• **Dokument**
Noch nie hat eine Partei so knapp den Einzug in den Bundestag verpasst wie das Bündnis Sahra Wagenknecht. Derzeit arbeitet ein Team akribisch daran, Fehler bei der Wahl ausfindig zu machen. Könnte es das BSW noch ins Parlament schaffen?


Geben sich noch nicht geschlagen: Parteivorsitzende Amira Mohamed Ali und Sahra Wagenknecht (rechts)

Foto: Hans Christian Plambeck/laif


Wenn man etwas knapp verpasst, den Zug, das Siegertreppchen, ist der Schmerz umso größer. So ungefähr muss man sich den emotionalen Zustand im Bündnis Sahra Wagenknecht (BSW) nach der Bundestagswahl vorstellen. Bei der Verkündigung des vorläufigen Endergebnisses fehlten 13.435 Stimmen, um in Fraktionsstärke in den Bundestag einzuziehen.

• **Zu erledigen**
1. Gib aus dem Artikel über das BSW den Abschnitt wortgetreu wieder, der mit den Worten um „Wenn man etwas“ beginnt und mit „den Bundestag einzuziehen.“ endet.
2. Führe den Artikel über das BSW nach seinem letzten Satz weiter.
Die Daten werden nicht benötigt.

• **Bereitgestellte Daten**

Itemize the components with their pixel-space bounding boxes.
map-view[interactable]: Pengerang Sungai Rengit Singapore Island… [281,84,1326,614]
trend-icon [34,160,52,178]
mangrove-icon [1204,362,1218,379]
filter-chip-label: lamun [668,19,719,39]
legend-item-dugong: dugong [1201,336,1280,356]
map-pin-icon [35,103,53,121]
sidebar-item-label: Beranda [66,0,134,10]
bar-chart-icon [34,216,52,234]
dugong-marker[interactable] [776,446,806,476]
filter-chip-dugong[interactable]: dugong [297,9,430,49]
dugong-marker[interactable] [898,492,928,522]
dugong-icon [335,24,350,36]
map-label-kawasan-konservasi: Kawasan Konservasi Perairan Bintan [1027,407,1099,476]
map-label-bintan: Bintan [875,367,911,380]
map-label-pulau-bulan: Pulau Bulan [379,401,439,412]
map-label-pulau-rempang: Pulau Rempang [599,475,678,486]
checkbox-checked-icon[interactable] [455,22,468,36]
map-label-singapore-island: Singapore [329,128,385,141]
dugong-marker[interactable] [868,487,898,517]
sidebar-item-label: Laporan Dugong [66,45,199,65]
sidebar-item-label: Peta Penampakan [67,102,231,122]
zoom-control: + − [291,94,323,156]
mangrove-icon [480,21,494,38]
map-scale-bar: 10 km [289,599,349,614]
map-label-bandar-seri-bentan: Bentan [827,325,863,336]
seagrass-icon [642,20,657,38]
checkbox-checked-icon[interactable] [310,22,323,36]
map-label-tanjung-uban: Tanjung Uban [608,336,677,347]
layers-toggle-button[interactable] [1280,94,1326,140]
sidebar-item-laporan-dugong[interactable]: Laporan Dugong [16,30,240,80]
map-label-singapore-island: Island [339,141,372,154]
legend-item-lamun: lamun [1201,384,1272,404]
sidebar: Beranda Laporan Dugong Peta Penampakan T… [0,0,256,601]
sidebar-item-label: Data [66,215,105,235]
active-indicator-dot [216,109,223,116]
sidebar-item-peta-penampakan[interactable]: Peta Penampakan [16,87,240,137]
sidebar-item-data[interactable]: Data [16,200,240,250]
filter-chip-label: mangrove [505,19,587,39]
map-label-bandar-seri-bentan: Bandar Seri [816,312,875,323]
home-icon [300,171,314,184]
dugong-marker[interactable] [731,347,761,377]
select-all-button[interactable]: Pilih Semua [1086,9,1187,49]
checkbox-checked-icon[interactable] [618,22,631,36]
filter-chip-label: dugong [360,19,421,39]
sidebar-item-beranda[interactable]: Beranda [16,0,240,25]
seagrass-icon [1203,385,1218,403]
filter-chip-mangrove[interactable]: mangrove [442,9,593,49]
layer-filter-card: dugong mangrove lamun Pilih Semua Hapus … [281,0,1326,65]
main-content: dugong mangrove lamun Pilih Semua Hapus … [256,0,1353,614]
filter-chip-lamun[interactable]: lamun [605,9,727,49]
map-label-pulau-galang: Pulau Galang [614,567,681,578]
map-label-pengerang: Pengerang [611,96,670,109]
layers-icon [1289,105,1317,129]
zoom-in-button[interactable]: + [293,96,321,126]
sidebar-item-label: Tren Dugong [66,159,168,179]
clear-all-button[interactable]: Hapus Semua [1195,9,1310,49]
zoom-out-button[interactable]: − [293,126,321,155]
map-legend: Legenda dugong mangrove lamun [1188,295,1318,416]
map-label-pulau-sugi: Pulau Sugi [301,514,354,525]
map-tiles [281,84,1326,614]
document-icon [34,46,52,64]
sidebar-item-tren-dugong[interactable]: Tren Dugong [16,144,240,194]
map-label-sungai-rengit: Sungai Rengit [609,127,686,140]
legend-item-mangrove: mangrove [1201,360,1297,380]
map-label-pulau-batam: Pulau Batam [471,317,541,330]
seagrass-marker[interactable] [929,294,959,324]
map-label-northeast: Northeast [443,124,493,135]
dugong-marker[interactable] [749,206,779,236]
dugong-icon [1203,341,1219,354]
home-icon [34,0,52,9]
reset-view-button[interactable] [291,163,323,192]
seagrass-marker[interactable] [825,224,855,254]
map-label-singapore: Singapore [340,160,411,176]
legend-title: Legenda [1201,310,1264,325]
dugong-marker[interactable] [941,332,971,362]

• **Ergebnisse**
1.
Wenn man etwas knapp verpasst, den Zug, das Siegertreppchen, ist der Schmerz umso größer. So ungefähr muss man sich den emotionalen Zustand im Bündnis Sahra Wagenknecht (BSW) nach der Bundestagswahl vorstellen. Bei der Verkündigung des vorläufigen Endergebnisses fehlten 13.435 Stimmen, um in Fraktionsstärke in den Bundestag einzuziehen.

2.
Das BSW lag bei 4,972 Prozent. „Da stellt sich schon die Frage nach dem rechtlichen Bestand des Wahlergebnisses“, hatte Parteigründerin Sahra Wagenknecht das Ergebnis kommentiert. Nun fragt das BSW, ob Fehler beim Wahlprozedere passiert sind.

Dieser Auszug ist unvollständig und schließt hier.